§ **Extract**
>> BEGIN

In February 1994, a local teenager was shot five times in the head and torso in the Sinks Canyon parking lot by a drug dealer who thought the victim was a police informer. The editorial headline: "Have Big-City Problems Invaded Our Secure Little Mountain Town?"

There have been unsolved murders. A woman and two children disappeared in 1980, and her blood-spattered car was found 30 miles outside of town; the bodies were never found. There was a brawl after the Lander-Riverton football game a few years ago. Shots were fired. Authorities confiscated bats, metal pipes, and a nine-millimeter pistol.

Still, Lander retains a sense of itself as a friendly, essentially innocent sort of place. Its motto could be "bad things happen, but they are not who we are.'' And always, the piney mountains just outside town have seemed some kind of antidote to human poisons and sorrows. That's where you could go to relax, to breathe in deep, to listen to your best self.

So, five days after Amy disappeared, when the search turned into a full-blown criminal investigation — when 25 FBI agents arrived from Denver and Virginia and from elsewhere in Wyoming, set up shop in the sheriff's office, and began to question anybody who knew anything about the young woman who seemed to have evaporated from their midst — Landerites reacted with fresh shock, followed by the scramble to impose some kind of logic on an inexplicable event. Very quickly, everyone seemed to have an opinion: the skinny, insistent drunk at the Gannett Grill who said the husband did it; the hacker on the 12th hole who was sure that someone with the wiles of a Ted Bundy had taken her away; the customer at a restaurant who said Amy was at the bottom of a nearby lake with a chain around her neck; the store owner who wondered if "maybe she just ran away." There was the half-remembered story of another young, athletic, blond woman named Ann Marie Potton, who vanished without a clue in British Columbia three years earlier after setting out for a hike on Whistler Mountain, and vague recollection of the "mountain men" who abducted a young blond athlete named Kari Swenson while she was jogging on a Montana mountain road in 1984. (In a curious coincidence, it turned out that one of Swenson's cousins is married to the owner of the Wind River Fitness Center, where Amy worked.)

Hikers and runners in the Lander area and beyond, especially women, began to look over their shoulders, to run in pairs or with dogs or with pepper spray.

And then the yellow ribbons appeared. Yellow ribbons on parking meters, on telephone poles, on trees, on tee-marker signs at the golf course: Come home, Amy. We're here. Come back, and the mountains will be safe again.

There are no yellow ribbons anywhere on the Wind River Reservation, which begins a few miles north of Lander. It is as if the Shoshone/Northern Arapahoe reservation occupies another country and another time, and the drama of Amy Bechtel plays faintly, far, far away.

Captain Larry Makeshine, at tribal police headquarters in Fort Washakie, heard about Amy's disappearance soon after it happened, but Fremont County authorities never contacted his office directly. Makeshine also heard that the FBI had sent in 25 agents, and he was mystified.

>> END

§ **Instructions**
1. In the Lander passage, how many FBI agents arrived once the search became a criminal investigation?
2. Update the part of the Lander passage that opens with the words containing "Still, Lander retains" and closes with "your best self.", putting "welcoming" in place of "friendly".
Answer using only the Lander passage above.

§ **Dataset excerpt**
>> BEGIN

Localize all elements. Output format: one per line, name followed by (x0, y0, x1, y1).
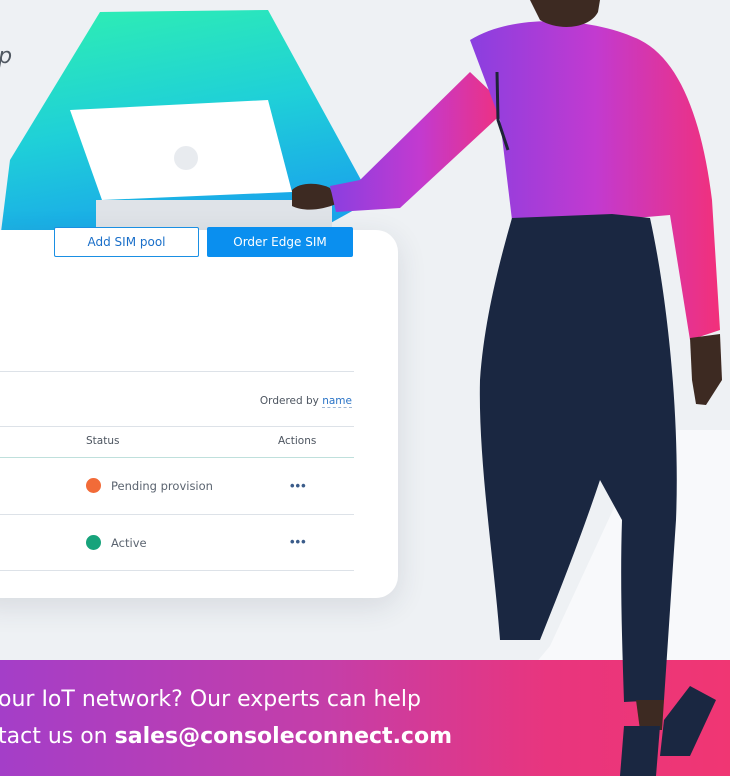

>> END

§ **Responses by task**
1. 25 agents.

2.
Still, Lander retains a sense of itself as a welcoming, essentially innocent sort of place. Its motto could be "bad things happen, but they are not who we are.'' And always, the piney mountains just outside town have seemed some kind of antidote to human poisons and sorrows. That's where you could go to relax, to breathe in deep, to listen to your best self.